EXERCISE TASK:
Count every line below in which "even" occurs, then give only the count.

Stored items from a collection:
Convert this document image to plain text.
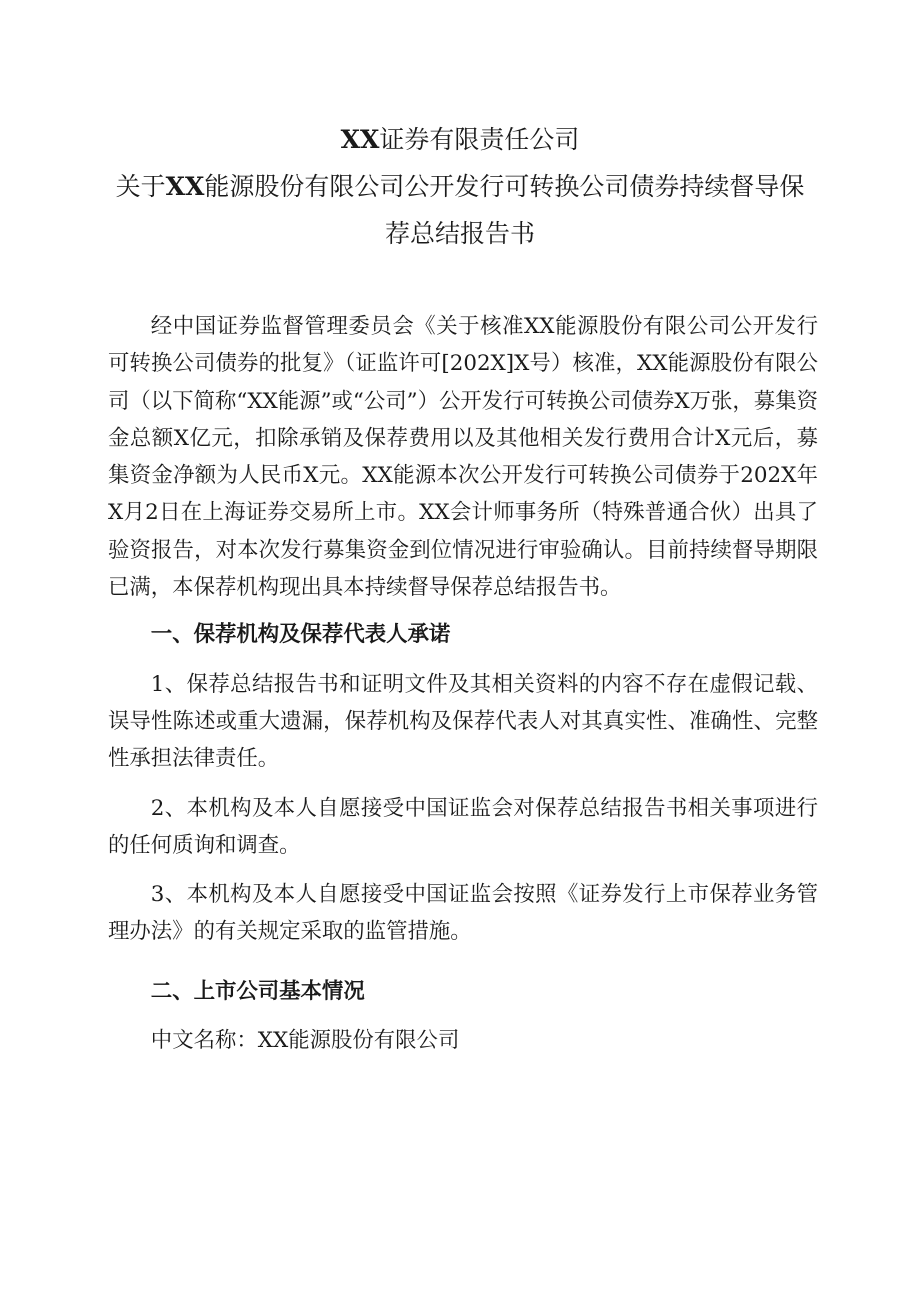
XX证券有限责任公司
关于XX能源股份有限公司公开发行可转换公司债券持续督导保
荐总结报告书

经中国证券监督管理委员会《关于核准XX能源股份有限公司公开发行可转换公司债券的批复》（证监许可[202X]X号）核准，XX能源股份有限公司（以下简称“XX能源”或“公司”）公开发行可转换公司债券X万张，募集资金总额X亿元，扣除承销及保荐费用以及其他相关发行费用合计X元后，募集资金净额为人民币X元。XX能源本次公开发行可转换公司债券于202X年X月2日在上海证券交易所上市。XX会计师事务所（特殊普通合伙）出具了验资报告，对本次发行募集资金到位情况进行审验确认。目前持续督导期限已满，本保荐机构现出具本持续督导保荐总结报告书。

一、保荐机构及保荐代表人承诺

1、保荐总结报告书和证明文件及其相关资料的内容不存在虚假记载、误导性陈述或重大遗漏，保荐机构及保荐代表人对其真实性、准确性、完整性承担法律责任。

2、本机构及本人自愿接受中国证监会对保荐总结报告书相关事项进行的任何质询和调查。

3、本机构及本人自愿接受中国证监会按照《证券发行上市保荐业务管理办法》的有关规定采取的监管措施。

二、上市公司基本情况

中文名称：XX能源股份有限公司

---

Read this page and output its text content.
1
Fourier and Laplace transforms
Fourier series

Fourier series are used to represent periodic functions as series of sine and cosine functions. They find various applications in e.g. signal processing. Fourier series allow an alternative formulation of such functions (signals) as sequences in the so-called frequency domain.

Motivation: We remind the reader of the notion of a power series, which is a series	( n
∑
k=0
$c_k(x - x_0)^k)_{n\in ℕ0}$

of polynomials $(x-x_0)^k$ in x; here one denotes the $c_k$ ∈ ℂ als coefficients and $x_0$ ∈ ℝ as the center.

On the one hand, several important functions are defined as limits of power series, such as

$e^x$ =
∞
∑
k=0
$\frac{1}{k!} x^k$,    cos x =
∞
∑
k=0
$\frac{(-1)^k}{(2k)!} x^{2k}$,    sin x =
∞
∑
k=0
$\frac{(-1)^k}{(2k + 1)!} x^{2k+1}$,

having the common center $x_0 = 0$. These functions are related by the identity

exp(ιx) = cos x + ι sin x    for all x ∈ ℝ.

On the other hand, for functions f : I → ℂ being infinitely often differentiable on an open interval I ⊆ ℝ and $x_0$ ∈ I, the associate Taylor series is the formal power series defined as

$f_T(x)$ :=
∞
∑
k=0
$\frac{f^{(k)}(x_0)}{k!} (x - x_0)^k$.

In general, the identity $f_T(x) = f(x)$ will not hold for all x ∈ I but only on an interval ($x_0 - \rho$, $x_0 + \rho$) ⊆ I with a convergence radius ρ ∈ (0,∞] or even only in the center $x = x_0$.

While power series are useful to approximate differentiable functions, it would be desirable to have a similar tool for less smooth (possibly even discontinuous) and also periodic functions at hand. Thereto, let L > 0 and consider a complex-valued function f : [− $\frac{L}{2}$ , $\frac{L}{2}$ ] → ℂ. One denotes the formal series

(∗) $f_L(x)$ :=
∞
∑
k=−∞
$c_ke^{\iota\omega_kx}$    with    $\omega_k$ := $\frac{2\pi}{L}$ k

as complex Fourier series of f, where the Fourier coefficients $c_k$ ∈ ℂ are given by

OUTPUT:
2